[Stored entries]
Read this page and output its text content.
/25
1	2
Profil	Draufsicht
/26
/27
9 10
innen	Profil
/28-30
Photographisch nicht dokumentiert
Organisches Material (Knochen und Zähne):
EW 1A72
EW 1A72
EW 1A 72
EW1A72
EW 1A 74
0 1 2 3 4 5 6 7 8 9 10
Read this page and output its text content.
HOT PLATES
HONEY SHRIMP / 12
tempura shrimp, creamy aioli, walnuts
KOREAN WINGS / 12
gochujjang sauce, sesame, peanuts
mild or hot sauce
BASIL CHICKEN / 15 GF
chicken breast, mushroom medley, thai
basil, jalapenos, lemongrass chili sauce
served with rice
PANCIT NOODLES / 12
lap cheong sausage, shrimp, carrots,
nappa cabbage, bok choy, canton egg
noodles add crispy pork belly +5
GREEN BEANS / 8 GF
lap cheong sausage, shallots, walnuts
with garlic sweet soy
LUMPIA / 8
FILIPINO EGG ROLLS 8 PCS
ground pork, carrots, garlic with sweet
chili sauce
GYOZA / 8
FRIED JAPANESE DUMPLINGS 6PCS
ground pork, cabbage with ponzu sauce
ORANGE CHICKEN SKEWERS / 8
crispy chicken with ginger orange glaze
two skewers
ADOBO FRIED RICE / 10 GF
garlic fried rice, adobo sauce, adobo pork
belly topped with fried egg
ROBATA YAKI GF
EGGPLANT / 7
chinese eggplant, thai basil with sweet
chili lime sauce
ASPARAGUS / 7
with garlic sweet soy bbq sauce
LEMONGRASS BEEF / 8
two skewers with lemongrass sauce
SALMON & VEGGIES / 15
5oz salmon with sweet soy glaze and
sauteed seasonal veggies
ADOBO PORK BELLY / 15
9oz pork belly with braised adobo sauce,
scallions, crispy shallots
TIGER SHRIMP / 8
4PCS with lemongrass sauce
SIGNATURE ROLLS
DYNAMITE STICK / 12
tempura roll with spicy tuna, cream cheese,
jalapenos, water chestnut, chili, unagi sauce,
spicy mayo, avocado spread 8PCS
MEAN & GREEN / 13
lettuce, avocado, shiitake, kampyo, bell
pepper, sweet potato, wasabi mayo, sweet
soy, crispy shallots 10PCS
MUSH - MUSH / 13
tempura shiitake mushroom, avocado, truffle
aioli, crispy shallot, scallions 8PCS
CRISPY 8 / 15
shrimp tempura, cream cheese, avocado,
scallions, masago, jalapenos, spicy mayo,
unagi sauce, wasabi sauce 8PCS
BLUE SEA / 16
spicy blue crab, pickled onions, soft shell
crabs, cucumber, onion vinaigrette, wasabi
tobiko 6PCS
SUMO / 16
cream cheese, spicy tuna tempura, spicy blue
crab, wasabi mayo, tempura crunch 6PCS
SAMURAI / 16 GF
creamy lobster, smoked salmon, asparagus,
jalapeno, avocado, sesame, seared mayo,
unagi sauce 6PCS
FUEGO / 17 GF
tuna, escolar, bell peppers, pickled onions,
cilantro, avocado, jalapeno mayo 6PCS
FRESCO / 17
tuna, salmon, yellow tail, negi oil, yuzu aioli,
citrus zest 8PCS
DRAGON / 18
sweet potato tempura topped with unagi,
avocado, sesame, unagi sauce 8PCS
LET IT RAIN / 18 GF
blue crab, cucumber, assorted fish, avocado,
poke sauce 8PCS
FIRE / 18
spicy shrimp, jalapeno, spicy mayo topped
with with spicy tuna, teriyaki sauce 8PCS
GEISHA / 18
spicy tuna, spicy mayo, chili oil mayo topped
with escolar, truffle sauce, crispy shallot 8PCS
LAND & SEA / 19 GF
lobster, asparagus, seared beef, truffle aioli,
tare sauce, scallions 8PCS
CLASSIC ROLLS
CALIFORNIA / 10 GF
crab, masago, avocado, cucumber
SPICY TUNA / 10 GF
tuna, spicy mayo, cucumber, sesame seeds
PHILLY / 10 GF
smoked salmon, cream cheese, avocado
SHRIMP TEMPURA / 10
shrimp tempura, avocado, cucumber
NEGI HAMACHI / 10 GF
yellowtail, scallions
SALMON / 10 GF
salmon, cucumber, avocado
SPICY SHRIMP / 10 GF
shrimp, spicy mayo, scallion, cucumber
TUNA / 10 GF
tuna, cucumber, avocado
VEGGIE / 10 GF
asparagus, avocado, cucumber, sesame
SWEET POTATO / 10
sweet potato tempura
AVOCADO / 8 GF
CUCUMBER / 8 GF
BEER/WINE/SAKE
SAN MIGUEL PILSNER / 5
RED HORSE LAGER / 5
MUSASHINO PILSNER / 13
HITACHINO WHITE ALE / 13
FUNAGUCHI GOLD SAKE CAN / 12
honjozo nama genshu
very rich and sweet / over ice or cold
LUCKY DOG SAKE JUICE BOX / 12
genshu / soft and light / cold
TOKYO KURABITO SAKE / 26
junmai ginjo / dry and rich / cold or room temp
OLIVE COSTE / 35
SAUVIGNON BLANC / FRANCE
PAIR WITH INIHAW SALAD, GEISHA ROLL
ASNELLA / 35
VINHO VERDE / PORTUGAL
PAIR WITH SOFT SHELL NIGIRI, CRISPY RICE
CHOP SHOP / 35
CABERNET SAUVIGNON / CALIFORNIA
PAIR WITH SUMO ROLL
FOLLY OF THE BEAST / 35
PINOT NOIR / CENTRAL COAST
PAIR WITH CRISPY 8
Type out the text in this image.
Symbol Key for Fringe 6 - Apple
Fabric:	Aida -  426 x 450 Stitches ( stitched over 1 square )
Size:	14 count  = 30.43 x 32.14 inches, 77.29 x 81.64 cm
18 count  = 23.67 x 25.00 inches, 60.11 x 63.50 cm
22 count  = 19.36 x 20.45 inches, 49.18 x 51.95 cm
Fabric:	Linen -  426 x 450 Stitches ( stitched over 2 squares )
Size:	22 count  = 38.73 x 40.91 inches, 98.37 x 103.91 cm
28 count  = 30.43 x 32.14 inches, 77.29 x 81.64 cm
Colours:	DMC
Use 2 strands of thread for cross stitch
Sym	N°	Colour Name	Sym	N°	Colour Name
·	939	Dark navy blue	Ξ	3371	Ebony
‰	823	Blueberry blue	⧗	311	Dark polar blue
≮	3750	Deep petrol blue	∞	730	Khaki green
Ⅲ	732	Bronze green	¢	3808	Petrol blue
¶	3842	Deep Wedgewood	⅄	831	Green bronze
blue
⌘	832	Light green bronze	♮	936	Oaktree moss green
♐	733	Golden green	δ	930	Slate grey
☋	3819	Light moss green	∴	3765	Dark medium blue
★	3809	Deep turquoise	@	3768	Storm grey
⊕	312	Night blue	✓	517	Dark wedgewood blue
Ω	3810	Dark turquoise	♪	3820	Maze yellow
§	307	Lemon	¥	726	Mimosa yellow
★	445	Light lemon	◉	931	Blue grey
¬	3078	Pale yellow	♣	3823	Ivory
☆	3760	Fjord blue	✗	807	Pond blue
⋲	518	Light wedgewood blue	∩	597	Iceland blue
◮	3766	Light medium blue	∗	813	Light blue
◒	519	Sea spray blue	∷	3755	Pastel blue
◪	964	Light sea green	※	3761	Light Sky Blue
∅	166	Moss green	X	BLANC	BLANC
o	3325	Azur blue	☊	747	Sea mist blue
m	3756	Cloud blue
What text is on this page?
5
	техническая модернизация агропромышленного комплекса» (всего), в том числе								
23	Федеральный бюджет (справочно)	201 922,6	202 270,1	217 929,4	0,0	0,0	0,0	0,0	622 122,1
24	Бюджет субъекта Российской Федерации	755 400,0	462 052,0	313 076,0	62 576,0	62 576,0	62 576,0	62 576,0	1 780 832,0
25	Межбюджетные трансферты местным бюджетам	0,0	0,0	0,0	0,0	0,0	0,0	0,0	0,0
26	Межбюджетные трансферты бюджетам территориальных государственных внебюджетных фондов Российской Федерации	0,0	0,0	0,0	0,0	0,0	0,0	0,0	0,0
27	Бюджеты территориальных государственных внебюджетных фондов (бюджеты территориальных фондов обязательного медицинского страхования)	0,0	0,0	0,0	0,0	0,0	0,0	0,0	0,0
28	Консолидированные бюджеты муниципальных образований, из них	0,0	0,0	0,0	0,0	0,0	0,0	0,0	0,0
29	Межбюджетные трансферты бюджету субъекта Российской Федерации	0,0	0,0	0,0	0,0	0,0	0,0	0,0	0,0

• **What needs to be done**
Copy every line in the records above that contains the word "Deep".

• **Complete answer**
≮	3750	Deep petrol blue	∞	730	Khaki green
¶	3842	Deep Wedgewood	⅄	831	Green bronze
★	3809	Deep turquoise	@	3768	Storm grey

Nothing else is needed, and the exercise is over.